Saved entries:
- - -

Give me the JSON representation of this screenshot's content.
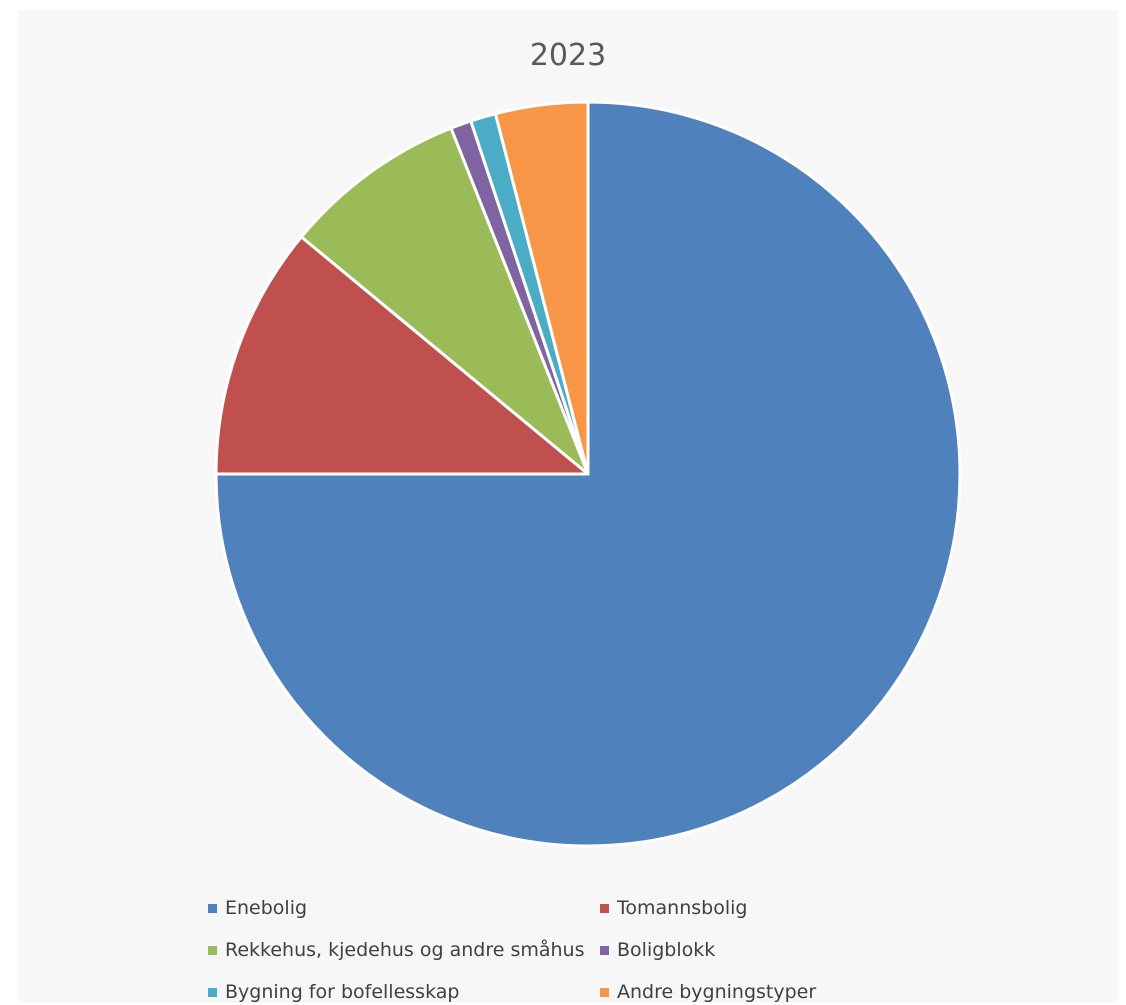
{
  "chart_data": {
    "type": "pie",
    "title": "2023",
    "categories": [
      "Enebolig",
      "Tomannsbolig",
      "Rekkehus, kjedehus og andre småhus",
      "Boligblokk",
      "Bygning for bofellesskap",
      "Andre bygningstyper"
    ],
    "values": [
      75.0,
      11.0,
      8.0,
      0.9,
      1.1,
      4.0
    ],
    "colors": [
      "#4f81bd",
      "#c0504d",
      "#9bbb59",
      "#8064a2",
      "#4bacc6",
      "#f79646"
    ],
    "legend": "bottom",
    "start": "12 o'clock",
    "direction": "clockwise"
  }
}
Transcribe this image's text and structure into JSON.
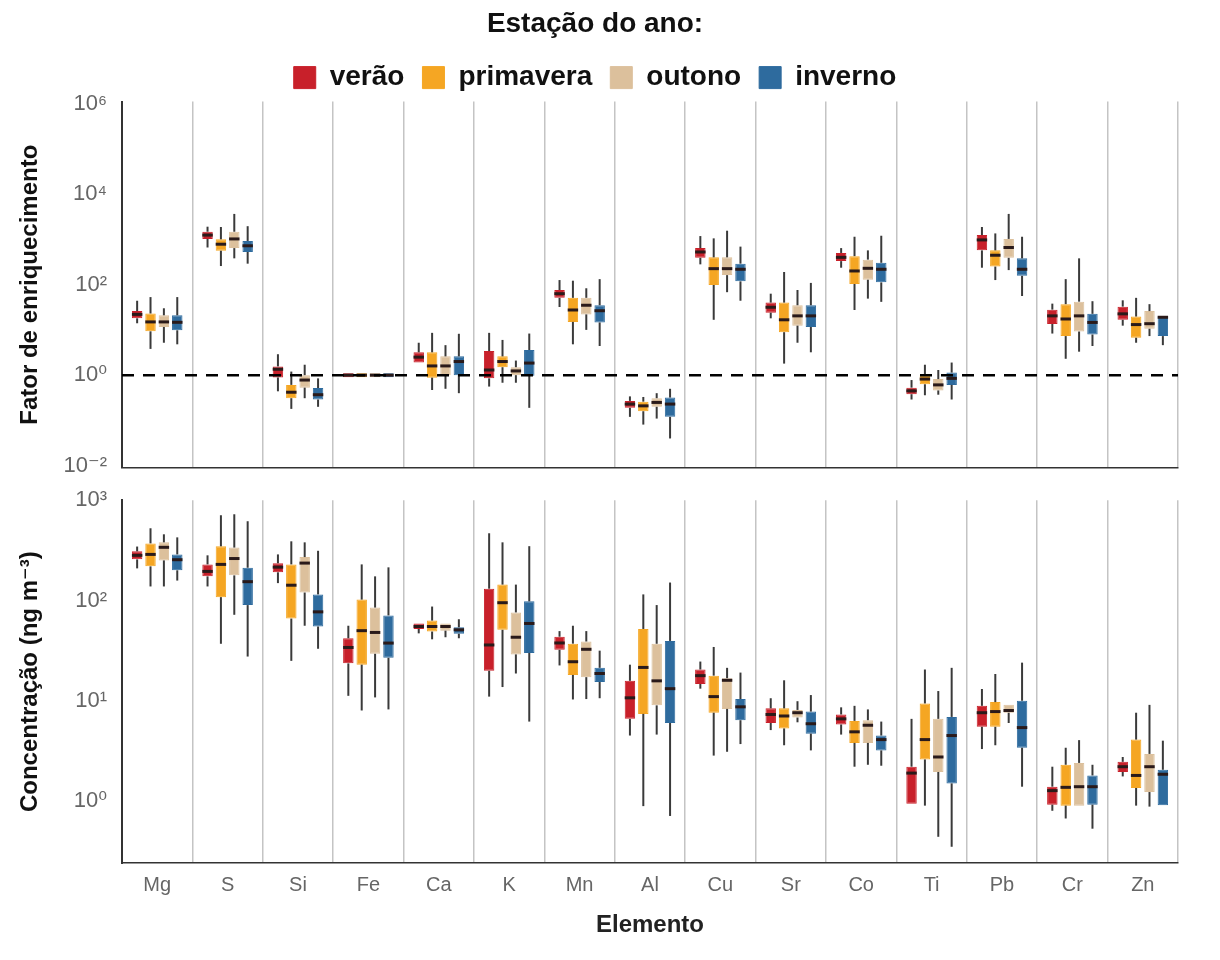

- - -

Pictures excluded, quote all the data above exactly.

Give me the JSON representation of this screenshot's content.
{
  "chart_data": {
    "type": "pie",
    "title": "2023",
    "categories": [
      "Enebolig",
      "Tomannsbolig",
      "Rekkehus, kjedehus og andre småhus",
      "Boligblokk",
      "Bygning for bofellesskap",
      "Andre bygningstyper"
    ],
    "values": [
      75.0,
      11.0,
      8.0,
      0.9,
      1.1,
      4.0
    ],
    "colors": [
      "#4f81bd",
      "#c0504d",
      "#9bbb59",
      "#8064a2",
      "#4bacc6",
      "#f79646"
    ],
    "legend": "bottom",
    "start": "12 o'clock",
    "direction": "clockwise"
  }
}
Transcribe this image's text and structure into JSON.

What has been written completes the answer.